[Records about charts and figures]
——————

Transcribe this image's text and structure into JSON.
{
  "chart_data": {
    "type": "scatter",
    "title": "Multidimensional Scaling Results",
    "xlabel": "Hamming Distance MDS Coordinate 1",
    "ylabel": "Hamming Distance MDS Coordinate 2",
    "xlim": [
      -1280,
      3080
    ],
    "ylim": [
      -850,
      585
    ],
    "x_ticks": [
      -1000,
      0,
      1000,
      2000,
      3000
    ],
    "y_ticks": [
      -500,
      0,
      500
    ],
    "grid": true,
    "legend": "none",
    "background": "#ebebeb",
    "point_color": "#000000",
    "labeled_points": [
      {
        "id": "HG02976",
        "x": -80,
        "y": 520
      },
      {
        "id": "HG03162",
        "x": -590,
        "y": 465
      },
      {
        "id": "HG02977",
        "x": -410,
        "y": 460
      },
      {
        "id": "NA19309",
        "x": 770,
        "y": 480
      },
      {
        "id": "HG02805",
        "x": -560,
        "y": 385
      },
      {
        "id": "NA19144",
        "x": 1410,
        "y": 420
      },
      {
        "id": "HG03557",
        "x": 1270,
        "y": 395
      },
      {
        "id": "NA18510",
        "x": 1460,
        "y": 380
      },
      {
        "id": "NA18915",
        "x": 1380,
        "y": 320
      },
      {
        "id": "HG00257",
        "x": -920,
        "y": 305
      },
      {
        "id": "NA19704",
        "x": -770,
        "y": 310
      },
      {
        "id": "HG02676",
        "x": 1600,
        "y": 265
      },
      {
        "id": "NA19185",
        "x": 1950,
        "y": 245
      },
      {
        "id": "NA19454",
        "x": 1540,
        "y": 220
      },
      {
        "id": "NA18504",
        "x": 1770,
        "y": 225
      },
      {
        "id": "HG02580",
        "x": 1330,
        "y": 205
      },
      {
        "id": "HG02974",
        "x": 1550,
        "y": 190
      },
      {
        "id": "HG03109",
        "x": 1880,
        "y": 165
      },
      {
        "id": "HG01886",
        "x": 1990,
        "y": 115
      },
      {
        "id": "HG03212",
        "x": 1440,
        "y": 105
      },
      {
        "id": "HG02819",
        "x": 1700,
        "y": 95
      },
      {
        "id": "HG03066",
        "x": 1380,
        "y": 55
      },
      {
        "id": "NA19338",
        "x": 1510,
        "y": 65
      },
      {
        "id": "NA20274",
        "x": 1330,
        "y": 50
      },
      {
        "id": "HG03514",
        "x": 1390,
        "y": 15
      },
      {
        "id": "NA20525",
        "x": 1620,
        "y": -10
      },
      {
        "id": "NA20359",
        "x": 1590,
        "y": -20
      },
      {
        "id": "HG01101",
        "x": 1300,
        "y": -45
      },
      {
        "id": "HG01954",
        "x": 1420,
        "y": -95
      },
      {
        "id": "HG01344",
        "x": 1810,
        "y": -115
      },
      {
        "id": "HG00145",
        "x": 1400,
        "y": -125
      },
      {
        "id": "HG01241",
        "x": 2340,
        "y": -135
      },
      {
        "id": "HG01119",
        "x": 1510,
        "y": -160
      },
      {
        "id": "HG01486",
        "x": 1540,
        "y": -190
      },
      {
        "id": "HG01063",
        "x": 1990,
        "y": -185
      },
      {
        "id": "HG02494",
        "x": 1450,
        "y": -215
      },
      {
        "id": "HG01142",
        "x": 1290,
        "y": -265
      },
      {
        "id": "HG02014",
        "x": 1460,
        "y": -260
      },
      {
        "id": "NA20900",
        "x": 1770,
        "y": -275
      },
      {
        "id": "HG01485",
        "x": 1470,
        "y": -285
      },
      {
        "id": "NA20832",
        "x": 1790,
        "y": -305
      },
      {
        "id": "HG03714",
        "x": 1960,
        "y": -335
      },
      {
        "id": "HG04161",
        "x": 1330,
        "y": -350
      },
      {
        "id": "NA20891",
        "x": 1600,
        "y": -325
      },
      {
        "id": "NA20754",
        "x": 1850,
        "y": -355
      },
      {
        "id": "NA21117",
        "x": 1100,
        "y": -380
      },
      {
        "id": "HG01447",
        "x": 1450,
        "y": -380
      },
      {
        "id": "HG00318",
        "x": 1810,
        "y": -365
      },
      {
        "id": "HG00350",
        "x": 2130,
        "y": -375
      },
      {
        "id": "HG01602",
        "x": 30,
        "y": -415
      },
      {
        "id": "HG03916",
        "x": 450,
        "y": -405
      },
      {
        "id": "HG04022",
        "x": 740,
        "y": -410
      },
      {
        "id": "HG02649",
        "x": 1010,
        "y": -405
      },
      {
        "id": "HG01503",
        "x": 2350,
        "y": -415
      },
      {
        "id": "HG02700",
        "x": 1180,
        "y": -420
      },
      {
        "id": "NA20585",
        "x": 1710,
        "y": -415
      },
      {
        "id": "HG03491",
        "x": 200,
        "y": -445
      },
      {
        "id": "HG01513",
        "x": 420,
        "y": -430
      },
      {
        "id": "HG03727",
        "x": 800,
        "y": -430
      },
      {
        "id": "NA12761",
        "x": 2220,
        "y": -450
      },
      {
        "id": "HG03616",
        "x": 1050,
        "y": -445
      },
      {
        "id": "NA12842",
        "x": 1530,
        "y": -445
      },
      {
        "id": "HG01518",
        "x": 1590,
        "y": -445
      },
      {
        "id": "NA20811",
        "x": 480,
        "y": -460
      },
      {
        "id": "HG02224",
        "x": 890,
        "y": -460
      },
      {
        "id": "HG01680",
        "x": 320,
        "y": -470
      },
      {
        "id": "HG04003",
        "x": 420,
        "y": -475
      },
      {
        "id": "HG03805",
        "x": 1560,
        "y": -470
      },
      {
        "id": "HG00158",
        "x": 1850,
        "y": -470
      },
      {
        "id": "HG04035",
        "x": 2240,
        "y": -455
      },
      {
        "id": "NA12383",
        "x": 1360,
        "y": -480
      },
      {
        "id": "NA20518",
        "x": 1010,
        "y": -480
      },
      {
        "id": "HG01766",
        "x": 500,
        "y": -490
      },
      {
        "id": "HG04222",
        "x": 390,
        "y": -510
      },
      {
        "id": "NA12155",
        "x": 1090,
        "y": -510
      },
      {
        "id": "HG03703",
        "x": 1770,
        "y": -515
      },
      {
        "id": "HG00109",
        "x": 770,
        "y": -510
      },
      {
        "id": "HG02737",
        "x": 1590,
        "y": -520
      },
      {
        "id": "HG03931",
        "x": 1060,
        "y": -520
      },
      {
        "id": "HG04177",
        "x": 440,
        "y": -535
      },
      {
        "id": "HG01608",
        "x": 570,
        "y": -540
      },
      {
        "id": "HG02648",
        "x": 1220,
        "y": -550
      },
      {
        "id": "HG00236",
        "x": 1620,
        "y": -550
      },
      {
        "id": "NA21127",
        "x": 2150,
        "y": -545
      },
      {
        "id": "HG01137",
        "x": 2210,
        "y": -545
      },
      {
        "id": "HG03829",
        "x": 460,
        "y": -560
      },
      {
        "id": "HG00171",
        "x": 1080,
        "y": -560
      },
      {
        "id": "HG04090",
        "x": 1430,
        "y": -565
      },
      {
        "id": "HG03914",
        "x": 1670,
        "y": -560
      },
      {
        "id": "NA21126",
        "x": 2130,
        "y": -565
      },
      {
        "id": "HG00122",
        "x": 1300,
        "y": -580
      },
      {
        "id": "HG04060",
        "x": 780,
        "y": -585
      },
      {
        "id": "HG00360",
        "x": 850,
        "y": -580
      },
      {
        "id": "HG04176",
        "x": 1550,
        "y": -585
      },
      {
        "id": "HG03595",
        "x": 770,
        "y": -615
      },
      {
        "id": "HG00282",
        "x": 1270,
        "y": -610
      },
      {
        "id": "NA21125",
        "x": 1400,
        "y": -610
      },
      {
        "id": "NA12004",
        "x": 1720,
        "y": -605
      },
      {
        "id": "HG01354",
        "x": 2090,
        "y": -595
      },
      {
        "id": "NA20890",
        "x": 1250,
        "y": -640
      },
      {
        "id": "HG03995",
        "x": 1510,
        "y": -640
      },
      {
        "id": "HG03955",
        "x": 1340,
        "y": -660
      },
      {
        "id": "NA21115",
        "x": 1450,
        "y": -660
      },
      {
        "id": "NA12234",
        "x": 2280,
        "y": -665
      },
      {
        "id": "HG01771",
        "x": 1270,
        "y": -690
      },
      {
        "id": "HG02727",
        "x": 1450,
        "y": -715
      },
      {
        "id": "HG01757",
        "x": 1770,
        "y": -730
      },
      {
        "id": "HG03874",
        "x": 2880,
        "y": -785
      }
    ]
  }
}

——————

* **GOAL OF THE EXERCISE**
Search the entries for the string "Coordinate" and collect each line that has it.

* **RIGHT ANSWER**
    "xlabel": "Hamming Distance MDS Coordinate 1",
    "ylabel": "Hamming Distance MDS Coordinate 2",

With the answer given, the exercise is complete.